AIM:
Can you restate the records below word for word?

* Begin EXERCISE INPUTS *

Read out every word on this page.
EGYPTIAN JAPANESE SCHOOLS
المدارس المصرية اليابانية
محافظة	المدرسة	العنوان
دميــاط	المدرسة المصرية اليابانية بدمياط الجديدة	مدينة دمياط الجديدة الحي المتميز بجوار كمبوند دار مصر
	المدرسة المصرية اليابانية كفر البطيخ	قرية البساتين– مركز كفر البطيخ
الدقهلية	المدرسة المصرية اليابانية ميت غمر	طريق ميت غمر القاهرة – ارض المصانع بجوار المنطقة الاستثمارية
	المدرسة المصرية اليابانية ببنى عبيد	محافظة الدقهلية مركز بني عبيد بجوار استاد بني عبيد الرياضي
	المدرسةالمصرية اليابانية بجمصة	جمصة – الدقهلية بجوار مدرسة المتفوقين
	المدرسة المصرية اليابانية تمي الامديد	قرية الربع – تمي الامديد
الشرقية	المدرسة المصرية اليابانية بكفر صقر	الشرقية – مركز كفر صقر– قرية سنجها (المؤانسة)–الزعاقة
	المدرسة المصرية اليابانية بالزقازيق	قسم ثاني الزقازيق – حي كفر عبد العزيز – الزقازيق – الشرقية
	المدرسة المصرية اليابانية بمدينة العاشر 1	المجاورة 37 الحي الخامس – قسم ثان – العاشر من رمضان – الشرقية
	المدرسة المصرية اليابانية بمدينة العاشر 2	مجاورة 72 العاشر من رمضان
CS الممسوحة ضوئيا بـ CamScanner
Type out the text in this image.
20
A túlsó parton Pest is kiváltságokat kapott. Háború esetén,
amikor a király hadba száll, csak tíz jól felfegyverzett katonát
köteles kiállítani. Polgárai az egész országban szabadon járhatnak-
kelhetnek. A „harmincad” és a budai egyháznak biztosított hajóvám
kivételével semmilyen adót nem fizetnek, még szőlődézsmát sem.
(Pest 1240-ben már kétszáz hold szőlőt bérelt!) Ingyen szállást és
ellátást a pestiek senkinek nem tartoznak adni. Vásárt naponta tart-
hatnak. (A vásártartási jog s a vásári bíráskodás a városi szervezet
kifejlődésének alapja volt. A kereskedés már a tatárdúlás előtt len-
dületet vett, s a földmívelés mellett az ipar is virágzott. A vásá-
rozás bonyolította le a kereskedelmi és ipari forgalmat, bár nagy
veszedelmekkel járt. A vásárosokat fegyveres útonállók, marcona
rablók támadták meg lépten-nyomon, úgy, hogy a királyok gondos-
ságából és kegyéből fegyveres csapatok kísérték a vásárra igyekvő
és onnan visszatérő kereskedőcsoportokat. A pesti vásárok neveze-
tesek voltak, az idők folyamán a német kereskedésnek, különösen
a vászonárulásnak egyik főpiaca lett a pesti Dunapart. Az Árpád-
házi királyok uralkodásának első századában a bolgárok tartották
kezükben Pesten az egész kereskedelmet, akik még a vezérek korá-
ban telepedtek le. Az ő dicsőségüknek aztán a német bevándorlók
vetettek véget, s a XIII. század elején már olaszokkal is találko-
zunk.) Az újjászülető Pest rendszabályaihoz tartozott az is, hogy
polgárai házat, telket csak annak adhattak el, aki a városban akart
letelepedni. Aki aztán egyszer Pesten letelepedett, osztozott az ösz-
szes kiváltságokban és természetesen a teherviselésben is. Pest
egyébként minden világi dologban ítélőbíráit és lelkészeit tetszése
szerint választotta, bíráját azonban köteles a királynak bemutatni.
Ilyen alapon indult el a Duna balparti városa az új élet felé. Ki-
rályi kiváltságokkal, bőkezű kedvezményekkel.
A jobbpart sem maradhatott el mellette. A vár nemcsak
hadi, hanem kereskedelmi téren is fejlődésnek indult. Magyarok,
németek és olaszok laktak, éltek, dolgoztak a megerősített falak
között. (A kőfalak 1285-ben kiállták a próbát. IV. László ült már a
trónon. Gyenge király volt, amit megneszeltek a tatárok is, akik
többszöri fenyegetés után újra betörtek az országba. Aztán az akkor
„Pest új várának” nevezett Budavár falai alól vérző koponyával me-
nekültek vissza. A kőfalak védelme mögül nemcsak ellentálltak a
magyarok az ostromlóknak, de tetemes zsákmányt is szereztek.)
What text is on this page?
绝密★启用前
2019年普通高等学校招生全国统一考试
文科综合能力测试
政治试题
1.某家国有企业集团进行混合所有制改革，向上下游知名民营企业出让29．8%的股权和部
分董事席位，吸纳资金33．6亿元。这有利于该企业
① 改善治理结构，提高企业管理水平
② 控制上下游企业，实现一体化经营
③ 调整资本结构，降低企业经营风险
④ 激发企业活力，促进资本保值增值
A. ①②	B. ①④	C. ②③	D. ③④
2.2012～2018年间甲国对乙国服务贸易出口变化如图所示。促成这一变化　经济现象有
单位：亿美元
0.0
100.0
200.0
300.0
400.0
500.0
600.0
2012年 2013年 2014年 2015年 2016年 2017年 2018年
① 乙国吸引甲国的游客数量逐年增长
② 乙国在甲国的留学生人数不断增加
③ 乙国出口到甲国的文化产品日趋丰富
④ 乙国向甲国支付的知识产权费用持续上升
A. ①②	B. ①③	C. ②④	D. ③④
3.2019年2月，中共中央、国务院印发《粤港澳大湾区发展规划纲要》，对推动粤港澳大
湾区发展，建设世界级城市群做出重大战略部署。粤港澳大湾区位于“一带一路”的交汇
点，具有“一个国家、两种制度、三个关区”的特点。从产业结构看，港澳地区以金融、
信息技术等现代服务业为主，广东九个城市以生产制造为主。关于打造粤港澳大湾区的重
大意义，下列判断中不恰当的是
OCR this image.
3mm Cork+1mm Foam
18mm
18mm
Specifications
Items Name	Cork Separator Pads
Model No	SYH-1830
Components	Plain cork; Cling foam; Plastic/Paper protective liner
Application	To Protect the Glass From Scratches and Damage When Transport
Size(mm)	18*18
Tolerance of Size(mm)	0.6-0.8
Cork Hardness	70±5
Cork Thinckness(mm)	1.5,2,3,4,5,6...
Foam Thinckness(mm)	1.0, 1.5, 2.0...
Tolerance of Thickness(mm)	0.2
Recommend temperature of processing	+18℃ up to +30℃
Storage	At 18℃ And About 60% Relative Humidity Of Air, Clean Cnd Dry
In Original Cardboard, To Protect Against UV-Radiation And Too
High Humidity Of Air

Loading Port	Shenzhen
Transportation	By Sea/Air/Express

* End EXERCISE INPUTS *

WRITTEN RESPONSE:
Read out every word on this page.
EGYPTIAN JAPANESE SCHOOLS
المدارس المصرية اليابانية
محافظة	المدرسة	العنوان
دميــاط	المدرسة المصرية اليابانية بدمياط الجديدة	مدينة دمياط الجديدة الحي المتميز بجوار كمبوند دار مصر
	المدرسة المصرية اليابانية كفر البطيخ	قرية البساتين– مركز كفر البطيخ
الدقهلية	المدرسة المصرية اليابانية ميت غمر	طريق ميت غمر القاهرة – ارض المصانع بجوار المنطقة الاستثمارية
	المدرسة المصرية اليابانية ببنى عبيد	محافظة الدقهلية مركز بني عبيد بجوار استاد بني عبيد الرياضي
	المدرسةالمصرية اليابانية بجمصة	جمصة – الدقهلية بجوار مدرسة المتفوقين
	المدرسة المصرية اليابانية تمي الامديد	قرية الربع – تمي الامديد
الشرقية	المدرسة المصرية اليابانية بكفر صقر	الشرقية – مركز كفر صقر– قرية سنجها (المؤانسة)–الزعاقة
	المدرسة المصرية اليابانية بالزقازيق	قسم ثاني الزقازيق – حي كفر عبد العزيز – الزقازيق – الشرقية
	المدرسة المصرية اليابانية بمدينة العاشر 1	المجاورة 37 الحي الخامس – قسم ثان – العاشر من رمضان – الشرقية
	المدرسة المصرية اليابانية بمدينة العاشر 2	مجاورة 72 العاشر من رمضان
CS الممسوحة ضوئيا بـ CamScanner
Type out the text in this image.
20
A túlsó parton Pest is kiváltságokat kapott. Háború esetén,
amikor a király hadba száll, csak tíz jól felfegyverzett katonát
köteles kiállítani. Polgárai az egész országban szabadon járhatnak-
kelhetnek. A „harmincad” és a budai egyháznak biztosított hajóvám
kivételével semmilyen adót nem fizetnek, még szőlődézsmát sem.
(Pest 1240-ben már kétszáz hold szőlőt bérelt!) Ingyen szállást és
ellátást a pestiek senkinek nem tartoznak adni. Vásárt naponta tart-
hatnak. (A vásártartási jog s a vásári bíráskodás a városi szervezet
kifejlődésének alapja volt. A kereskedés már a tatárdúlás előtt len-
dületet vett, s a földmívelés mellett az ipar is virágzott. A vásá-
rozás bonyolította le a kereskedelmi és ipari forgalmat, bár nagy
veszedelmekkel járt. A vásárosokat fegyveres útonállók, marcona
rablók támadták meg lépten-nyomon, úgy, hogy a királyok gondos-
ságából és kegyéből fegyveres csapatok kísérték a vásárra igyekvő
és onnan visszatérő kereskedőcsoportokat. A pesti vásárok neveze-
tesek voltak, az idők folyamán a német kereskedésnek, különösen
a vászonárulásnak egyik főpiaca lett a pesti Dunapart. Az Árpád-
házi királyok uralkodásának első századában a bolgárok tartották
kezükben Pesten az egész kereskedelmet, akik még a vezérek korá-
ban telepedtek le. Az ő dicsőségüknek aztán a német bevándorlók
vetettek véget, s a XIII. század elején már olaszokkal is találko-
zunk.) Az újjászülető Pest rendszabályaihoz tartozott az is, hogy
polgárai házat, telket csak annak adhattak el, aki a városban akart
letelepedni. Aki aztán egyszer Pesten letelepedett, osztozott az ösz-
szes kiváltságokban és természetesen a teherviselésben is. Pest
egyébként minden világi dologban ítélőbíráit és lelkészeit tetszése
szerint választotta, bíráját azonban köteles a királynak bemutatni.
Ilyen alapon indult el a Duna balparti városa az új élet felé. Ki-
rályi kiváltságokkal, bőkezű kedvezményekkel.
A jobbpart sem maradhatott el mellette. A vár nemcsak
hadi, hanem kereskedelmi téren is fejlődésnek indult. Magyarok,
németek és olaszok laktak, éltek, dolgoztak a megerősített falak
között. (A kőfalak 1285-ben kiállták a próbát. IV. László ült már a
trónon. Gyenge király volt, amit megneszeltek a tatárok is, akik
többszöri fenyegetés után újra betörtek az országba. Aztán az akkor
„Pest új várának” nevezett Budavár falai alól vérző koponyával me-
nekültek vissza. A kőfalak védelme mögül nemcsak ellentálltak a
magyarok az ostromlóknak, de tetemes zsákmányt is szereztek.)
What text is on this page?
绝密★启用前
2019年普通高等学校招生全国统一考试
文科综合能力测试
政治试题
1.某家国有企业集团进行混合所有制改革，向上下游知名民营企业出让29．8%的股权和部
分董事席位，吸纳资金33．6亿元。这有利于该企业
① 改善治理结构，提高企业管理水平
② 控制上下游企业，实现一体化经营
③ 调整资本结构，降低企业经营风险
④ 激发企业活力，促进资本保值增值
A. ①②	B. ①④	C. ②③	D. ③④
2.2012～2018年间甲国对乙国服务贸易出口变化如图所示。促成这一变化　经济现象有
单位：亿美元
0.0
100.0
200.0
300.0
400.0
500.0
600.0
2012年 2013年 2014年 2015年 2016年 2017年 2018年
① 乙国吸引甲国的游客数量逐年增长
② 乙国在甲国的留学生人数不断增加
③ 乙国出口到甲国的文化产品日趋丰富
④ 乙国向甲国支付的知识产权费用持续上升
A. ①②	B. ①③	C. ②④	D. ③④
3.2019年2月，中共中央、国务院印发《粤港澳大湾区发展规划纲要》，对推动粤港澳大
湾区发展，建设世界级城市群做出重大战略部署。粤港澳大湾区位于“一带一路”的交汇
点，具有“一个国家、两种制度、三个关区”的特点。从产业结构看，港澳地区以金融、
信息技术等现代服务业为主，广东九个城市以生产制造为主。关于打造粤港澳大湾区的重
大意义，下列判断中不恰当的是
OCR this image.
3mm Cork+1mm Foam
18mm
18mm
Specifications
Items Name	Cork Separator Pads
Model No	SYH-1830
Components	Plain cork; Cling foam; Plastic/Paper protective liner
Application	To Protect the Glass From Scratches and Damage When Transport
Size(mm)	18*18
Tolerance of Size(mm)	0.6-0.8
Cork Hardness	70±5
Cork Thinckness(mm)	1.5,2,3,4,5,6...
Foam Thinckness(mm)	1.0, 1.5, 2.0...
Tolerance of Thickness(mm)	0.2
Recommend temperature of processing	+18℃ up to +30℃
Storage	At 18℃ And About 60% Relative Humidity Of Air, Clean Cnd Dry
In Original Cardboard, To Protect Against UV-Radiation And Too
High Humidity Of Air

Loading Port	Shenzhen
Transportation	By Sea/Air/Express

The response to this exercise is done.